Write the records out again exactly, leaving no images in.
+ + + +
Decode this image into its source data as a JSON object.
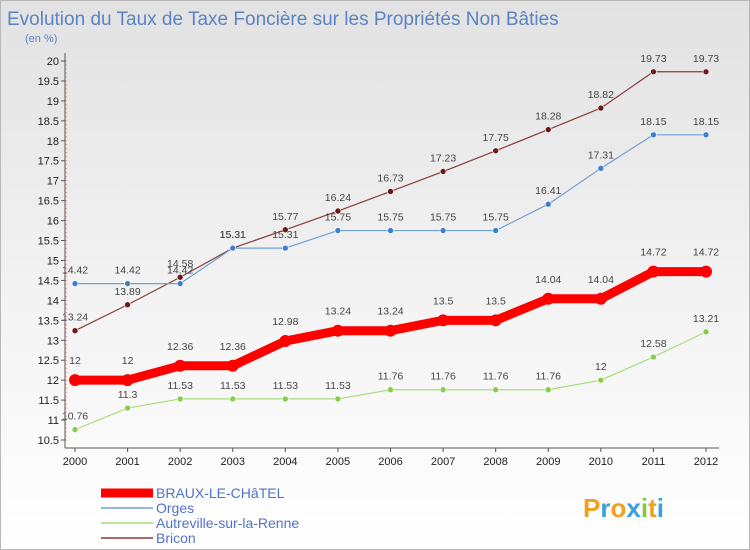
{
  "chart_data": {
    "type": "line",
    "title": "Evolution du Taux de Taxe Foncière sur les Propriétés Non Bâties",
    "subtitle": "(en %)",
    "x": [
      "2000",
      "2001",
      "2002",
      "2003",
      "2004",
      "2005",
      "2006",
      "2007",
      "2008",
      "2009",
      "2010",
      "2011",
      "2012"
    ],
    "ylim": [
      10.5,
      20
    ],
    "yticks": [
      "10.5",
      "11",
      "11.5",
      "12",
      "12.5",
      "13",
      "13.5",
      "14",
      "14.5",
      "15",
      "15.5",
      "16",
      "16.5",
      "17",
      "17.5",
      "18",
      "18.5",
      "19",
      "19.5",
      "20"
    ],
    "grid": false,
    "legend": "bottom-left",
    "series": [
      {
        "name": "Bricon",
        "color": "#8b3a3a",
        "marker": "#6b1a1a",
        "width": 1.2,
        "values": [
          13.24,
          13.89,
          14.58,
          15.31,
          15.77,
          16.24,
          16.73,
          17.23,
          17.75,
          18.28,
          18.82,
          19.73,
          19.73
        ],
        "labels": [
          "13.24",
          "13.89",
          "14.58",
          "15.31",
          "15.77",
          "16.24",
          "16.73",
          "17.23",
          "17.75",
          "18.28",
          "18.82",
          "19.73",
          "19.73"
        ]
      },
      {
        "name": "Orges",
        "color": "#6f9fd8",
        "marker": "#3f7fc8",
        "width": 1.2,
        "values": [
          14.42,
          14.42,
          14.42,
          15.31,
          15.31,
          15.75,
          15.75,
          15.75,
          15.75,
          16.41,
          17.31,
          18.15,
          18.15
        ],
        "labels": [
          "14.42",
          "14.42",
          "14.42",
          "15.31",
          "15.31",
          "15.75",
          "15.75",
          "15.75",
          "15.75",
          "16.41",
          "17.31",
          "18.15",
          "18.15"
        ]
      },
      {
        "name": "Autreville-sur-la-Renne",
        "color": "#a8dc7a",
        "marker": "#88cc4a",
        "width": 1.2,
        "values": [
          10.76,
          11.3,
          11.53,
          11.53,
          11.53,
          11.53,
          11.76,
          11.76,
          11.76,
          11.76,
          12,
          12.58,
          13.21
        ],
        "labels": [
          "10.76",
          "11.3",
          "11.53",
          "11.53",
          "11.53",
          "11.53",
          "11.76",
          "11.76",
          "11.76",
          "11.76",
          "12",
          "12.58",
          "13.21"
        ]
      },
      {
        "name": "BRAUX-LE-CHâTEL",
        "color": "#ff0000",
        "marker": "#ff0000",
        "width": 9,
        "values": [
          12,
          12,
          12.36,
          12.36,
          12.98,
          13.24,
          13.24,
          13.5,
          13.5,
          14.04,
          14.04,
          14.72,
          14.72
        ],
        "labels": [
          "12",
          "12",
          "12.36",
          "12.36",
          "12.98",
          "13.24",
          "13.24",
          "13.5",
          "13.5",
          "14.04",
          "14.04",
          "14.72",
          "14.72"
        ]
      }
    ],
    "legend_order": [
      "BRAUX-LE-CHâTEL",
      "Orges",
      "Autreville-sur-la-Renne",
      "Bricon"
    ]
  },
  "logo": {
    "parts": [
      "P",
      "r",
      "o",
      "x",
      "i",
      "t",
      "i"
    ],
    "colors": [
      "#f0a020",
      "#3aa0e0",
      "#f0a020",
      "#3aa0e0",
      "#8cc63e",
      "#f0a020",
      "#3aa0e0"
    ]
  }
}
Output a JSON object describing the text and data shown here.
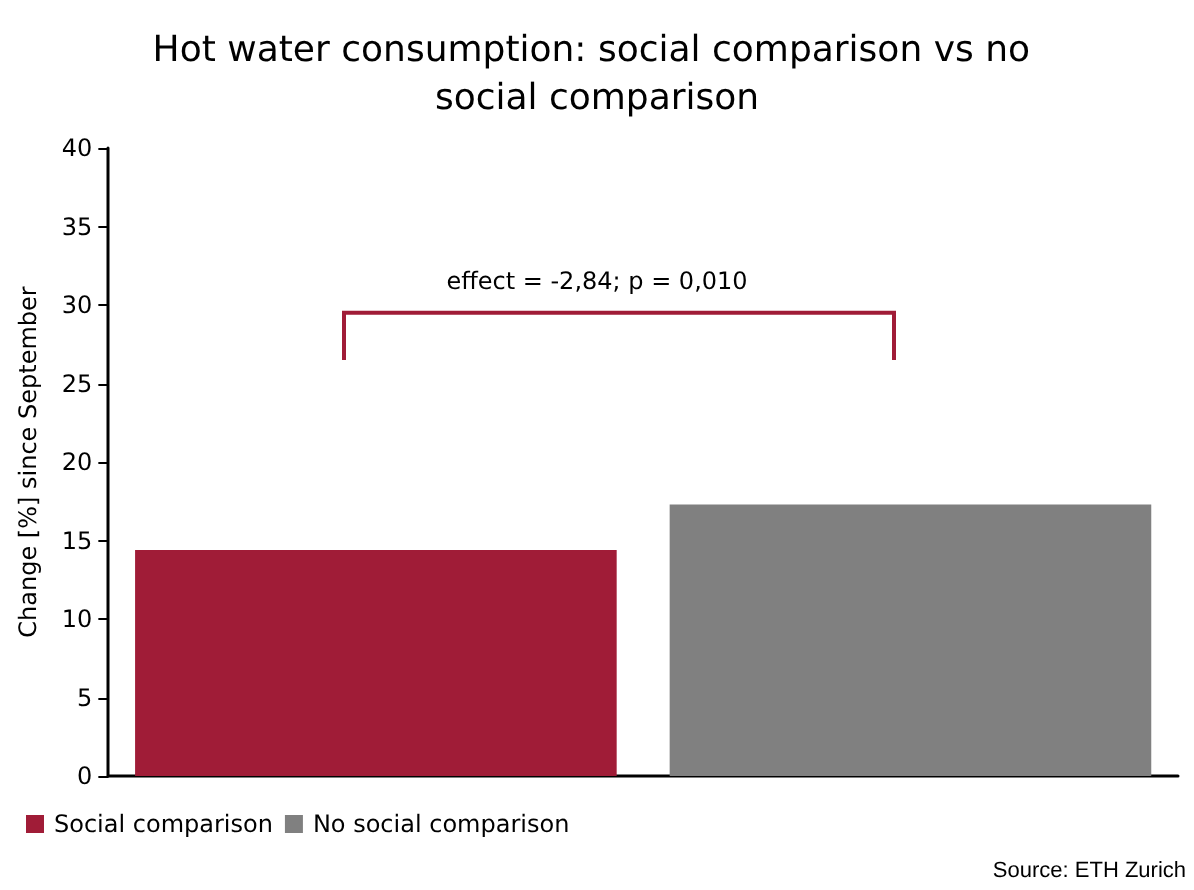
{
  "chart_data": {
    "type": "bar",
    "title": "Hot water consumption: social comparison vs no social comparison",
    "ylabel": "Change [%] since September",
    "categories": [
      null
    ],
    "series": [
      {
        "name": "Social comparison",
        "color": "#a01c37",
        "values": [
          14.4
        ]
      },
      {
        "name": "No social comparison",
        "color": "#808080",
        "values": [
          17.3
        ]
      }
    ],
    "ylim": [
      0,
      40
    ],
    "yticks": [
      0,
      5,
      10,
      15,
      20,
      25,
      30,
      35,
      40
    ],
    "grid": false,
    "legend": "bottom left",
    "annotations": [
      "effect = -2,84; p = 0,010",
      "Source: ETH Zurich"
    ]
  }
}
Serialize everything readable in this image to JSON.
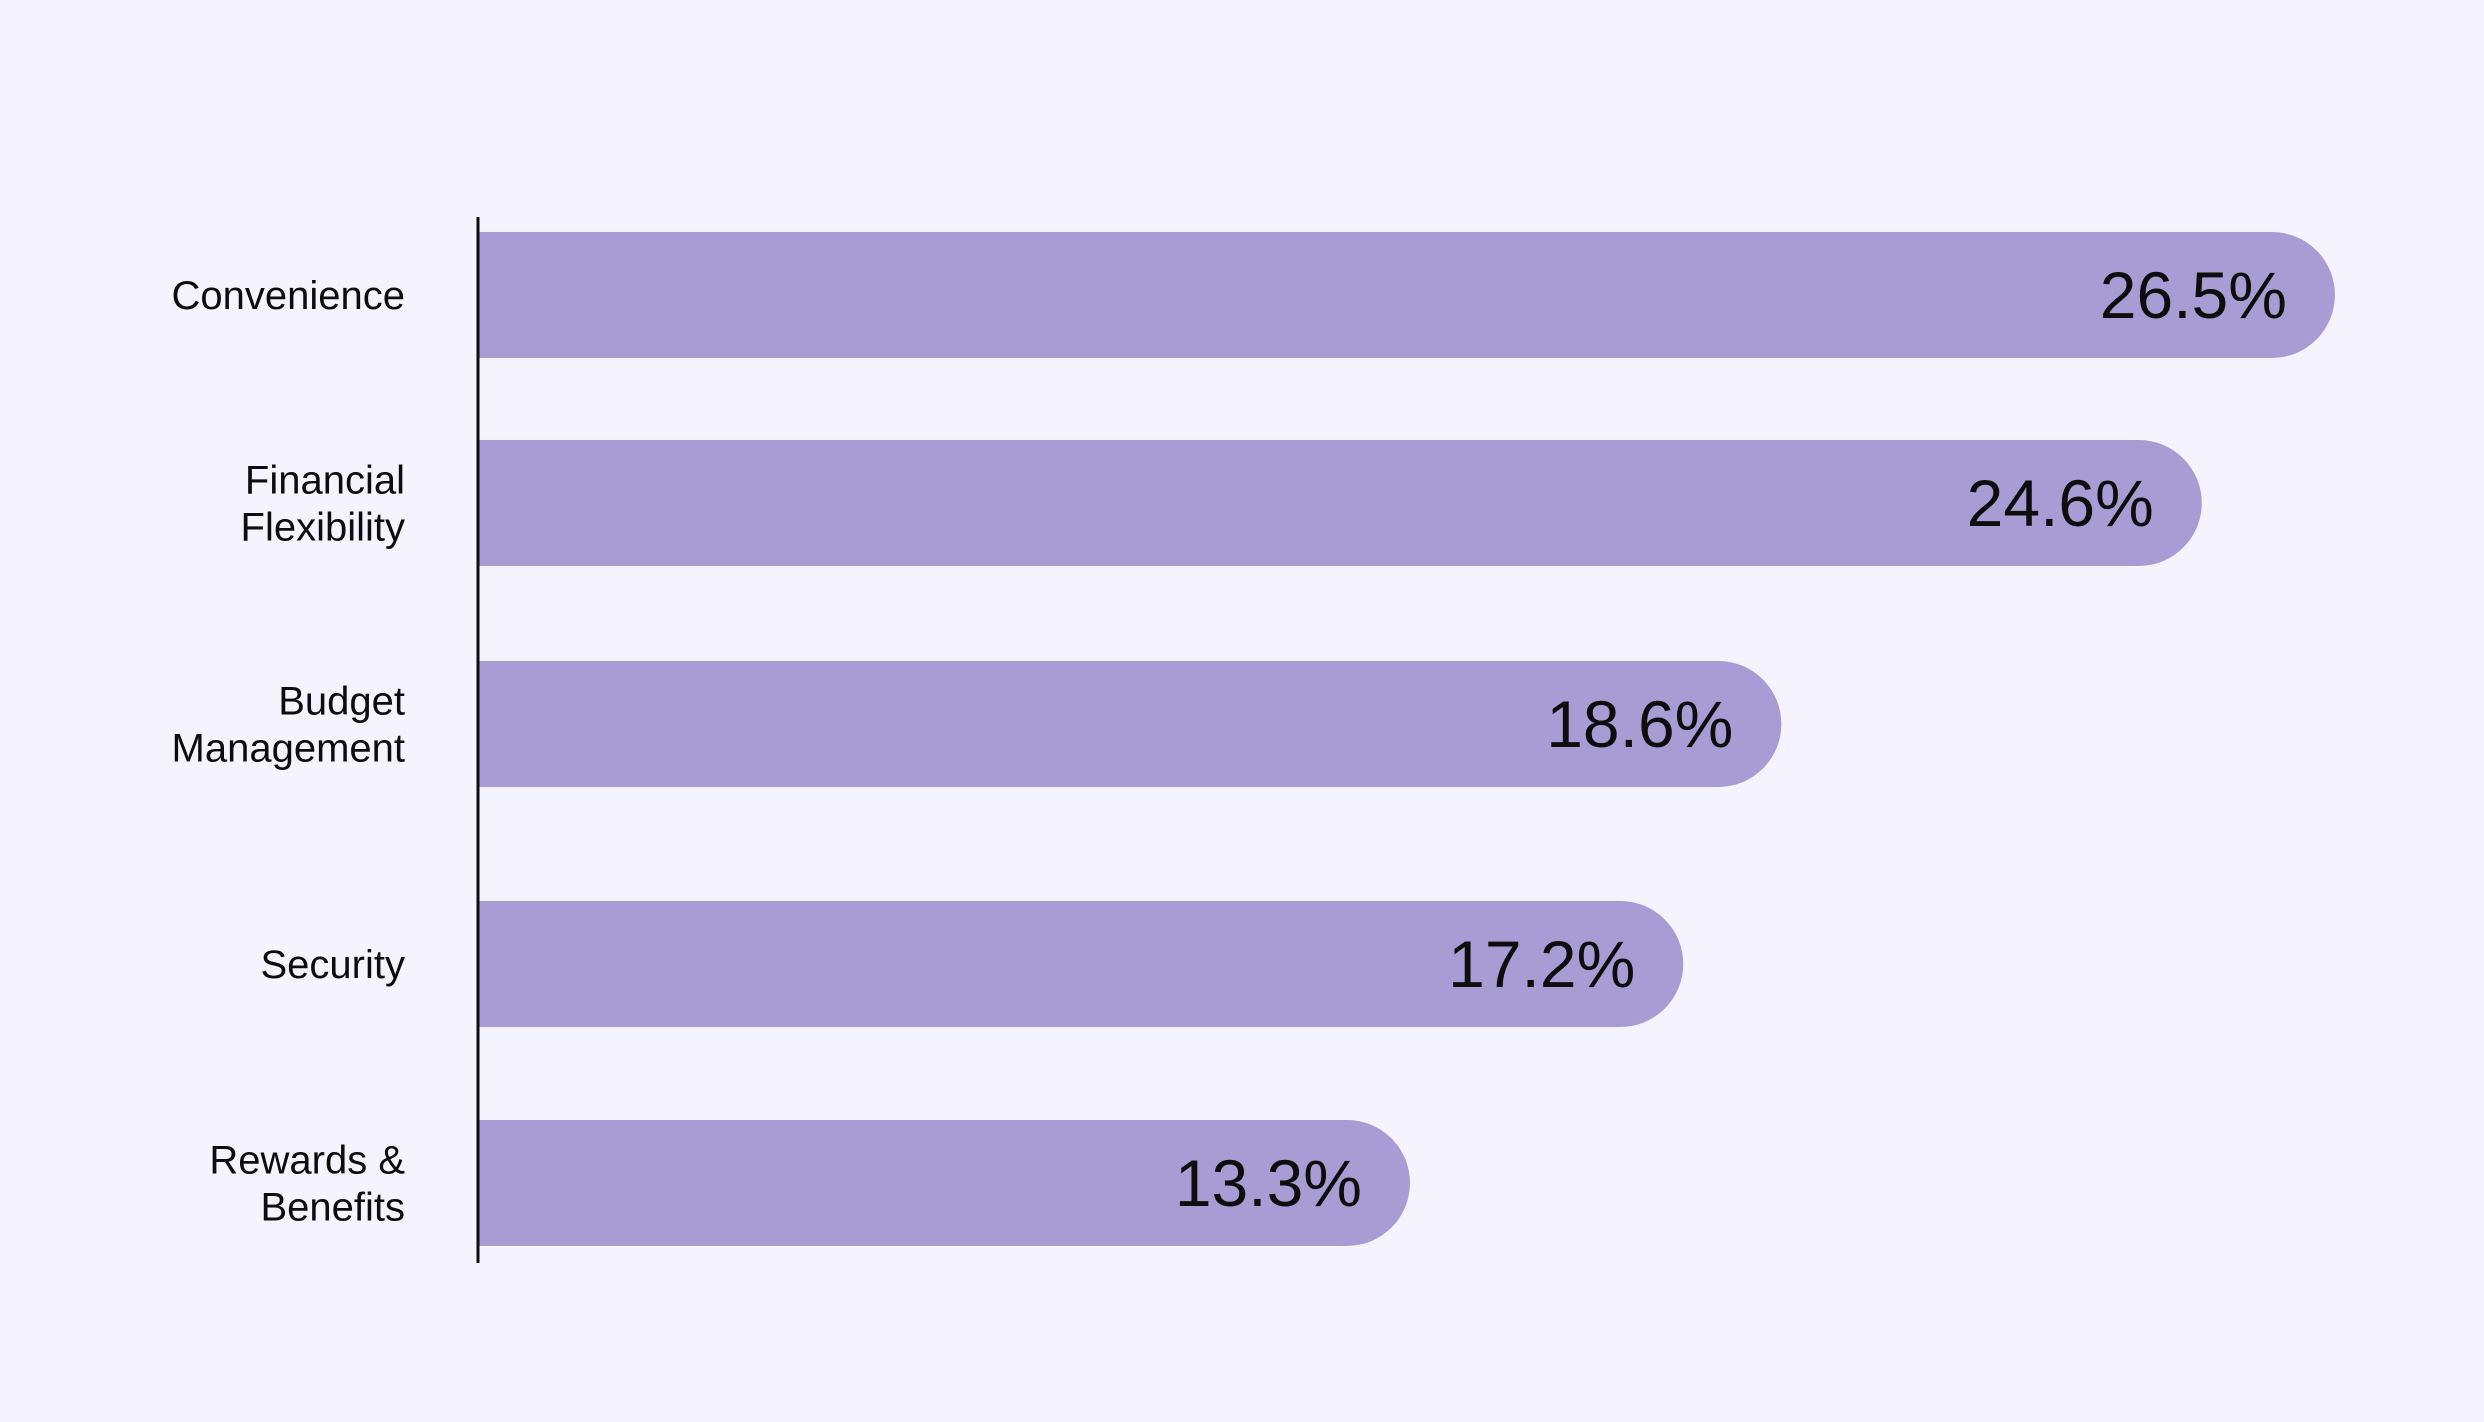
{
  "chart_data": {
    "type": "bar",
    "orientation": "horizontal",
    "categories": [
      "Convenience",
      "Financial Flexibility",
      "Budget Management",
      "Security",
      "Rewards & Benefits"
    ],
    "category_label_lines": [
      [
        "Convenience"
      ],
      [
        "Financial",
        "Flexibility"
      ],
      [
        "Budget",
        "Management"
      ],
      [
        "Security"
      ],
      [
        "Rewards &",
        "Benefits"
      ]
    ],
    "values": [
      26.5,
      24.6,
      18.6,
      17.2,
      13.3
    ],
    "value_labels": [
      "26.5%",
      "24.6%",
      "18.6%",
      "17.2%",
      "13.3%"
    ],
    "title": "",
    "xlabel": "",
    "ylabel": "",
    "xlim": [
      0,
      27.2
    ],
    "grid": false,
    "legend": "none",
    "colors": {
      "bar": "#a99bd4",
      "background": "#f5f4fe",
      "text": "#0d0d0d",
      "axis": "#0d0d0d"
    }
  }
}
+ + + +
Response to this task:
Decode this image into its source data as a JSON object.
{
  "chart_data": {
    "type": "line",
    "title": "Evolution du Taux de Taxe Foncière sur les Propriétés Non Bâties",
    "subtitle": "(en %)",
    "x": [
      "2000",
      "2001",
      "2002",
      "2003",
      "2004",
      "2005",
      "2006",
      "2007",
      "2008",
      "2009",
      "2010",
      "2011",
      "2012"
    ],
    "ylim": [
      10.5,
      20
    ],
    "yticks": [
      "10.5",
      "11",
      "11.5",
      "12",
      "12.5",
      "13",
      "13.5",
      "14",
      "14.5",
      "15",
      "15.5",
      "16",
      "16.5",
      "17",
      "17.5",
      "18",
      "18.5",
      "19",
      "19.5",
      "20"
    ],
    "grid": false,
    "legend": "bottom-left",
    "series": [
      {
        "name": "Bricon",
        "color": "#8b3a3a",
        "marker": "#6b1a1a",
        "width": 1.2,
        "values": [
          13.24,
          13.89,
          14.58,
          15.31,
          15.77,
          16.24,
          16.73,
          17.23,
          17.75,
          18.28,
          18.82,
          19.73,
          19.73
        ],
        "labels": [
          "13.24",
          "13.89",
          "14.58",
          "15.31",
          "15.77",
          "16.24",
          "16.73",
          "17.23",
          "17.75",
          "18.28",
          "18.82",
          "19.73",
          "19.73"
        ]
      },
      {
        "name": "Orges",
        "color": "#6f9fd8",
        "marker": "#3f7fc8",
        "width": 1.2,
        "values": [
          14.42,
          14.42,
          14.42,
          15.31,
          15.31,
          15.75,
          15.75,
          15.75,
          15.75,
          16.41,
          17.31,
          18.15,
          18.15
        ],
        "labels": [
          "14.42",
          "14.42",
          "14.42",
          "15.31",
          "15.31",
          "15.75",
          "15.75",
          "15.75",
          "15.75",
          "16.41",
          "17.31",
          "18.15",
          "18.15"
        ]
      },
      {
        "name": "Autreville-sur-la-Renne",
        "color": "#a8dc7a",
        "marker": "#88cc4a",
        "width": 1.2,
        "values": [
          10.76,
          11.3,
          11.53,
          11.53,
          11.53,
          11.53,
          11.76,
          11.76,
          11.76,
          11.76,
          12,
          12.58,
          13.21
        ],
        "labels": [
          "10.76",
          "11.3",
          "11.53",
          "11.53",
          "11.53",
          "11.53",
          "11.76",
          "11.76",
          "11.76",
          "11.76",
          "12",
          "12.58",
          "13.21"
        ]
      },
      {
        "name": "BRAUX-LE-CHâTEL",
        "color": "#ff0000",
        "marker": "#ff0000",
        "width": 9,
        "values": [
          12,
          12,
          12.36,
          12.36,
          12.98,
          13.24,
          13.24,
          13.5,
          13.5,
          14.04,
          14.04,
          14.72,
          14.72
        ],
        "labels": [
          "12",
          "12",
          "12.36",
          "12.36",
          "12.98",
          "13.24",
          "13.24",
          "13.5",
          "13.5",
          "14.04",
          "14.04",
          "14.72",
          "14.72"
        ]
      }
    ],
    "legend_order": [
      "BRAUX-LE-CHâTEL",
      "Orges",
      "Autreville-sur-la-Renne",
      "Bricon"
    ]
  },
  "logo": {
    "parts": [
      "P",
      "r",
      "o",
      "x",
      "i",
      "t",
      "i"
    ],
    "colors": [
      "#f0a020",
      "#3aa0e0",
      "#f0a020",
      "#3aa0e0",
      "#8cc63e",
      "#f0a020",
      "#3aa0e0"
    ]
  }
}
Output a JSON object describing the text and data shown here.
{
  "chart_data": {
    "type": "bar",
    "title": "Hot water consumption: social comparison vs no social comparison",
    "ylabel": "Change [%] since September",
    "categories": [
      null
    ],
    "series": [
      {
        "name": "Social comparison",
        "color": "#a01c37",
        "values": [
          14.4
        ]
      },
      {
        "name": "No social comparison",
        "color": "#808080",
        "values": [
          17.3
        ]
      }
    ],
    "ylim": [
      0,
      40
    ],
    "yticks": [
      0,
      5,
      10,
      15,
      20,
      25,
      30,
      35,
      40
    ],
    "grid": false,
    "legend": "bottom left",
    "annotations": [
      "effect = -2,84; p = 0,010",
      "Source: ETH Zurich"
    ]
  }
}
Serialize everything readable in this image to JSON.
{
  "chart_data": {
    "type": "bar",
    "orientation": "horizontal",
    "categories": [
      "Convenience",
      "Financial Flexibility",
      "Budget Management",
      "Security",
      "Rewards & Benefits"
    ],
    "category_label_lines": [
      [
        "Convenience"
      ],
      [
        "Financial",
        "Flexibility"
      ],
      [
        "Budget",
        "Management"
      ],
      [
        "Security"
      ],
      [
        "Rewards &",
        "Benefits"
      ]
    ],
    "values": [
      26.5,
      24.6,
      18.6,
      17.2,
      13.3
    ],
    "value_labels": [
      "26.5%",
      "24.6%",
      "18.6%",
      "17.2%",
      "13.3%"
    ],
    "title": "",
    "xlabel": "",
    "ylabel": "",
    "xlim": [
      0,
      27.2
    ],
    "grid": false,
    "legend": "none",
    "colors": {
      "bar": "#a99bd4",
      "background": "#f5f4fe",
      "text": "#0d0d0d",
      "axis": "#0d0d0d"
    }
  }
}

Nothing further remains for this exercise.